(Dataset items)
--------------------------------------------------

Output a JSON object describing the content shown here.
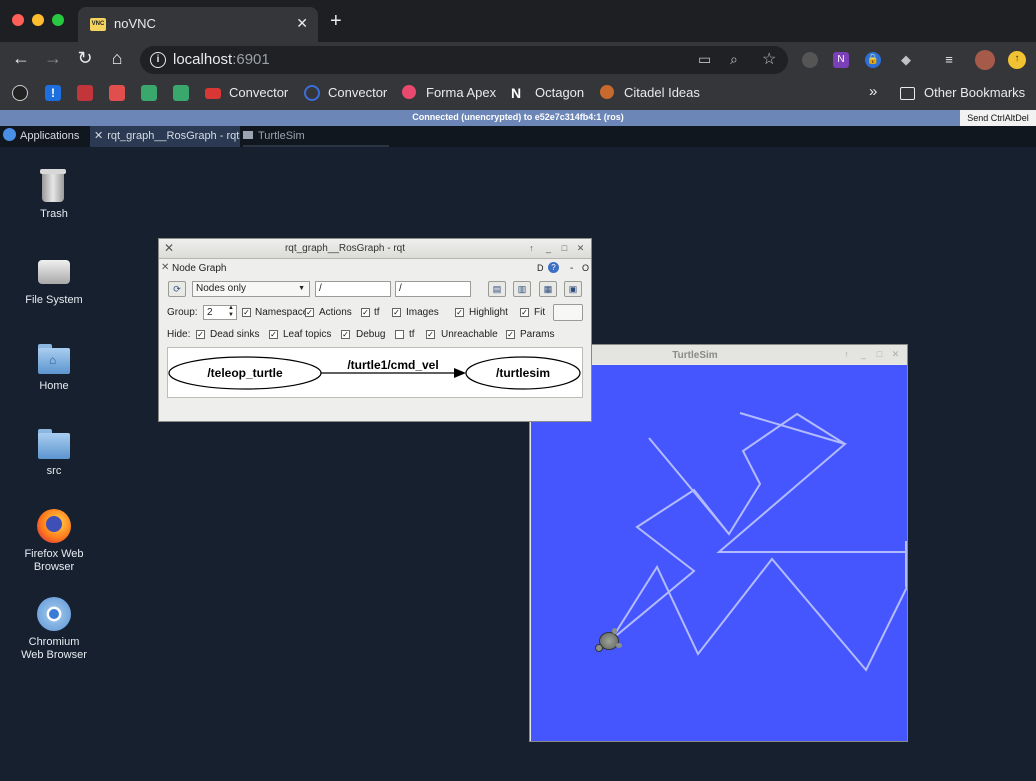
{
  "browser": {
    "tab_title": "noVNC",
    "tab_favicon_text": "VNC",
    "url_host": "localhost",
    "url_port": ":6901",
    "bookmarks": [
      "Convector",
      "Convector",
      "Forma Apex",
      "Octagon",
      "Citadel Ideas"
    ],
    "more_label": "»",
    "other_bookmarks": "Other Bookmarks"
  },
  "novnc": {
    "status": "Connected (unencrypted) to e52e7c314fb4:1 (ros)",
    "send_cad": "Send CtrlAltDel"
  },
  "panel": {
    "applications": "Applications",
    "task_rqt": "rqt_graph__RosGraph - rqt",
    "task_turtlesim": "TurtleSim"
  },
  "desktop": {
    "trash": "Trash",
    "filesystem": "File System",
    "home": "Home",
    "src": "src",
    "firefox_line1": "Firefox Web",
    "firefox_line2": "Browser",
    "chromium_line1": "Chromium",
    "chromium_line2": "Web Browser"
  },
  "rqt": {
    "title": "rqt_graph__RosGraph - rqt",
    "plugin_title": "Node Graph",
    "plugin_controls": "D",
    "plugin_dash": "-",
    "plugin_o": "O",
    "mode_select": "Nodes only",
    "filter1": "/",
    "filter2": "/",
    "group_label": "Group:",
    "group_value": "2",
    "namespaces": "Namespaces",
    "actions": "Actions",
    "tf": "tf",
    "images": "Images",
    "highlight": "Highlight",
    "fit": "Fit",
    "hide_label": "Hide:",
    "dead_sinks": "Dead sinks",
    "leaf_topics": "Leaf topics",
    "debug": "Debug",
    "tf_hide": "tf",
    "unreachable": "Unreachable",
    "params": "Params",
    "node_teleop": "/teleop_turtle",
    "topic": "/turtle1/cmd_vel",
    "node_turtlesim": "/turtlesim"
  },
  "turtlesim": {
    "title": "TurtleSim",
    "background_color": "#4556ff",
    "path_color": "#b3bbff"
  }
}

--------------------------------------------------

In your copy of the listing above, reproduce each line exactly and omit all pictures.

Output a JSON object describing the content shown here.
{
  "browser": {
    "tab_title": "noVNC",
    "tab_favicon_text": "VNC",
    "url_host": "localhost",
    "url_port": ":6901",
    "bookmarks": [
      "Convector",
      "Convector",
      "Forma Apex",
      "Octagon",
      "Citadel Ideas"
    ],
    "more_label": "»",
    "other_bookmarks": "Other Bookmarks"
  },
  "novnc": {
    "status": "Connected (unencrypted) to e52e7c314fb4:1 (ros)",
    "send_cad": "Send CtrlAltDel"
  },
  "panel": {
    "applications": "Applications",
    "task_rqt": "rqt_graph__RosGraph - rqt",
    "task_turtlesim": "TurtleSim"
  },
  "desktop": {
    "trash": "Trash",
    "filesystem": "File System",
    "home": "Home",
    "src": "src",
    "firefox_line1": "Firefox Web",
    "firefox_line2": "Browser",
    "chromium_line1": "Chromium",
    "chromium_line2": "Web Browser"
  },
  "rqt": {
    "title": "rqt_graph__RosGraph - rqt",
    "plugin_title": "Node Graph",
    "plugin_controls": "D",
    "plugin_dash": "-",
    "plugin_o": "O",
    "mode_select": "Nodes only",
    "filter1": "/",
    "filter2": "/",
    "group_label": "Group:",
    "group_value": "2",
    "namespaces": "Namespaces",
    "actions": "Actions",
    "tf": "tf",
    "images": "Images",
    "highlight": "Highlight",
    "fit": "Fit",
    "hide_label": "Hide:",
    "dead_sinks": "Dead sinks",
    "leaf_topics": "Leaf topics",
    "debug": "Debug",
    "tf_hide": "tf",
    "unreachable": "Unreachable",
    "params": "Params",
    "node_teleop": "/teleop_turtle",
    "topic": "/turtle1/cmd_vel",
    "node_turtlesim": "/turtlesim"
  },
  "turtlesim": {
    "title": "TurtleSim",
    "background_color": "#4556ff",
    "path_color": "#b3bbff"
  }
}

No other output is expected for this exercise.